══ Information provided

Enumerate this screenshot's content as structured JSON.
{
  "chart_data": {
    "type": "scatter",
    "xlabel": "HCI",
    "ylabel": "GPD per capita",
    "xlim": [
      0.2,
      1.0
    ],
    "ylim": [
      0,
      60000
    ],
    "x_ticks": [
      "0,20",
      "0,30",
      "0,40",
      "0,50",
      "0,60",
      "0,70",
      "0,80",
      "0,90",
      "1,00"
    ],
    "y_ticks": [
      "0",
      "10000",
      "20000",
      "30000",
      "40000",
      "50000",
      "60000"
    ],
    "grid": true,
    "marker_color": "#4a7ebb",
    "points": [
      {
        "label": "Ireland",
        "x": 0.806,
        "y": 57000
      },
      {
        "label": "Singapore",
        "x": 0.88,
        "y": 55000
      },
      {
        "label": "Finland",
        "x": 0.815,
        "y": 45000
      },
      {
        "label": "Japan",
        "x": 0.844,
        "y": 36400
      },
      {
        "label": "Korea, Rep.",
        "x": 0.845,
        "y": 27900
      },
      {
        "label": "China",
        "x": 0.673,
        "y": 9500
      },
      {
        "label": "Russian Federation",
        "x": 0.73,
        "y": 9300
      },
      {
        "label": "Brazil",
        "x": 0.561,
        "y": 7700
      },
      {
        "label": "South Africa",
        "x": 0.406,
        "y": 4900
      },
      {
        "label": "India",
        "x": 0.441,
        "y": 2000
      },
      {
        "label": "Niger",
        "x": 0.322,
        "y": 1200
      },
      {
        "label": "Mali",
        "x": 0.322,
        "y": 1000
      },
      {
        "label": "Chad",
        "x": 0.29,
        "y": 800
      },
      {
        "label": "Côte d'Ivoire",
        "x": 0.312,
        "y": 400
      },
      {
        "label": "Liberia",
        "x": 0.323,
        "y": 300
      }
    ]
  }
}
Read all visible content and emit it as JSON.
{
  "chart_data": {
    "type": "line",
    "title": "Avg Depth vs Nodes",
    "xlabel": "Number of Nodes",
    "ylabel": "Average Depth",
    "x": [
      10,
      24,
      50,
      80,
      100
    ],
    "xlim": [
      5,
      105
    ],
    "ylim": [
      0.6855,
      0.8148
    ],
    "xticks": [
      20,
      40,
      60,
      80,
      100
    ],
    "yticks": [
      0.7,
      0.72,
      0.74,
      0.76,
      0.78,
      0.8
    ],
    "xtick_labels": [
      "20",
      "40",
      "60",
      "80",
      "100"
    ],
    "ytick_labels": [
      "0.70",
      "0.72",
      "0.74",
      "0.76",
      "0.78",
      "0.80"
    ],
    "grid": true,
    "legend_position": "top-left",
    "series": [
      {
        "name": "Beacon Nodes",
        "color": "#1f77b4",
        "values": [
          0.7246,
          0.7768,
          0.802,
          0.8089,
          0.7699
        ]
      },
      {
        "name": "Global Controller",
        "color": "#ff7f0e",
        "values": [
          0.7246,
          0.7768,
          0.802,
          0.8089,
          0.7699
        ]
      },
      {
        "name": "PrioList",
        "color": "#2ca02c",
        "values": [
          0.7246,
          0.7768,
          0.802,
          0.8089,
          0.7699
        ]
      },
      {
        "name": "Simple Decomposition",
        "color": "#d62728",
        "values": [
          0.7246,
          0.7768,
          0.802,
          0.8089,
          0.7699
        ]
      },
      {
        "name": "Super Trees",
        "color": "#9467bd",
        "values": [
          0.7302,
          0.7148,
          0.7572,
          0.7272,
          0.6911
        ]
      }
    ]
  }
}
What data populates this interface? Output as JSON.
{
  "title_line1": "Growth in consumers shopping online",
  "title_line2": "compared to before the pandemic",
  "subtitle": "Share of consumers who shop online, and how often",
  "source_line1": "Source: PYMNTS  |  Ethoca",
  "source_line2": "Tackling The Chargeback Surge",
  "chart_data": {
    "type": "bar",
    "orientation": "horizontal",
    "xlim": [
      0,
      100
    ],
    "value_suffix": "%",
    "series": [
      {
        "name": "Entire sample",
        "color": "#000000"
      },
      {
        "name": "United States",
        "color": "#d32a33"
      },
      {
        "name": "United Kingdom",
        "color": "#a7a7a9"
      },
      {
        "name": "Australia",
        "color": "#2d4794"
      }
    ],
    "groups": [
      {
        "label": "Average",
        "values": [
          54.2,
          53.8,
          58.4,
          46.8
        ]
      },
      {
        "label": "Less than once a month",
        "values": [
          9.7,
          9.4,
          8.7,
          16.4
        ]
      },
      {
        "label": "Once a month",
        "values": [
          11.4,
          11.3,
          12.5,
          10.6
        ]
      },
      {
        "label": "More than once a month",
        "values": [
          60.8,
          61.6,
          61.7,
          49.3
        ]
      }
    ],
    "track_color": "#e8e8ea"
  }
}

════

**Work instructions:** Write out all the entries exactly.

**Result for this exercise:**
Enumerate this screenshot's content as structured JSON.
{
  "chart_data": {
    "type": "scatter",
    "xlabel": "HCI",
    "ylabel": "GPD per capita",
    "xlim": [
      0.2,
      1.0
    ],
    "ylim": [
      0,
      60000
    ],
    "x_ticks": [
      "0,20",
      "0,30",
      "0,40",
      "0,50",
      "0,60",
      "0,70",
      "0,80",
      "0,90",
      "1,00"
    ],
    "y_ticks": [
      "0",
      "10000",
      "20000",
      "30000",
      "40000",
      "50000",
      "60000"
    ],
    "grid": true,
    "marker_color": "#4a7ebb",
    "points": [
      {
        "label": "Ireland",
        "x": 0.806,
        "y": 57000
      },
      {
        "label": "Singapore",
        "x": 0.88,
        "y": 55000
      },
      {
        "label": "Finland",
        "x": 0.815,
        "y": 45000
      },
      {
        "label": "Japan",
        "x": 0.844,
        "y": 36400
      },
      {
        "label": "Korea, Rep.",
        "x": 0.845,
        "y": 27900
      },
      {
        "label": "China",
        "x": 0.673,
        "y": 9500
      },
      {
        "label": "Russian Federation",
        "x": 0.73,
        "y": 9300
      },
      {
        "label": "Brazil",
        "x": 0.561,
        "y": 7700
      },
      {
        "label": "South Africa",
        "x": 0.406,
        "y": 4900
      },
      {
        "label": "India",
        "x": 0.441,
        "y": 2000
      },
      {
        "label": "Niger",
        "x": 0.322,
        "y": 1200
      },
      {
        "label": "Mali",
        "x": 0.322,
        "y": 1000
      },
      {
        "label": "Chad",
        "x": 0.29,
        "y": 800
      },
      {
        "label": "Côte d'Ivoire",
        "x": 0.312,
        "y": 400
      },
      {
        "label": "Liberia",
        "x": 0.323,
        "y": 300
      }
    ]
  }
}
Read all visible content and emit it as JSON.
{
  "chart_data": {
    "type": "line",
    "title": "Avg Depth vs Nodes",
    "xlabel": "Number of Nodes",
    "ylabel": "Average Depth",
    "x": [
      10,
      24,
      50,
      80,
      100
    ],
    "xlim": [
      5,
      105
    ],
    "ylim": [
      0.6855,
      0.8148
    ],
    "xticks": [
      20,
      40,
      60,
      80,
      100
    ],
    "yticks": [
      0.7,
      0.72,
      0.74,
      0.76,
      0.78,
      0.8
    ],
    "xtick_labels": [
      "20",
      "40",
      "60",
      "80",
      "100"
    ],
    "ytick_labels": [
      "0.70",
      "0.72",
      "0.74",
      "0.76",
      "0.78",
      "0.80"
    ],
    "grid": true,
    "legend_position": "top-left",
    "series": [
      {
        "name": "Beacon Nodes",
        "color": "#1f77b4",
        "values": [
          0.7246,
          0.7768,
          0.802,
          0.8089,
          0.7699
        ]
      },
      {
        "name": "Global Controller",
        "color": "#ff7f0e",
        "values": [
          0.7246,
          0.7768,
          0.802,
          0.8089,
          0.7699
        ]
      },
      {
        "name": "PrioList",
        "color": "#2ca02c",
        "values": [
          0.7246,
          0.7768,
          0.802,
          0.8089,
          0.7699
        ]
      },
      {
        "name": "Simple Decomposition",
        "color": "#d62728",
        "values": [
          0.7246,
          0.7768,
          0.802,
          0.8089,
          0.7699
        ]
      },
      {
        "name": "Super Trees",
        "color": "#9467bd",
        "values": [
          0.7302,
          0.7148,
          0.7572,
          0.7272,
          0.6911
        ]
      }
    ]
  }
}
What data populates this interface? Output as JSON.
{
  "title_line1": "Growth in consumers shopping online",
  "title_line2": "compared to before the pandemic",
  "subtitle": "Share of consumers who shop online, and how often",
  "source_line1": "Source: PYMNTS  |  Ethoca",
  "source_line2": "Tackling The Chargeback Surge",
  "chart_data": {
    "type": "bar",
    "orientation": "horizontal",
    "xlim": [
      0,
      100
    ],
    "value_suffix": "%",
    "series": [
      {
        "name": "Entire sample",
        "color": "#000000"
      },
      {
        "name": "United States",
        "color": "#d32a33"
      },
      {
        "name": "United Kingdom",
        "color": "#a7a7a9"
      },
      {
        "name": "Australia",
        "color": "#2d4794"
      }
    ],
    "groups": [
      {
        "label": "Average",
        "values": [
          54.2,
          53.8,
          58.4,
          46.8
        ]
      },
      {
        "label": "Less than once a month",
        "values": [
          9.7,
          9.4,
          8.7,
          16.4
        ]
      },
      {
        "label": "Once a month",
        "values": [
          11.4,
          11.3,
          12.5,
          10.6
        ]
      },
      {
        "label": "More than once a month",
        "values": [
          60.8,
          61.6,
          61.7,
          49.3
        ]
      }
    ],
    "track_color": "#e8e8ea"
  }
}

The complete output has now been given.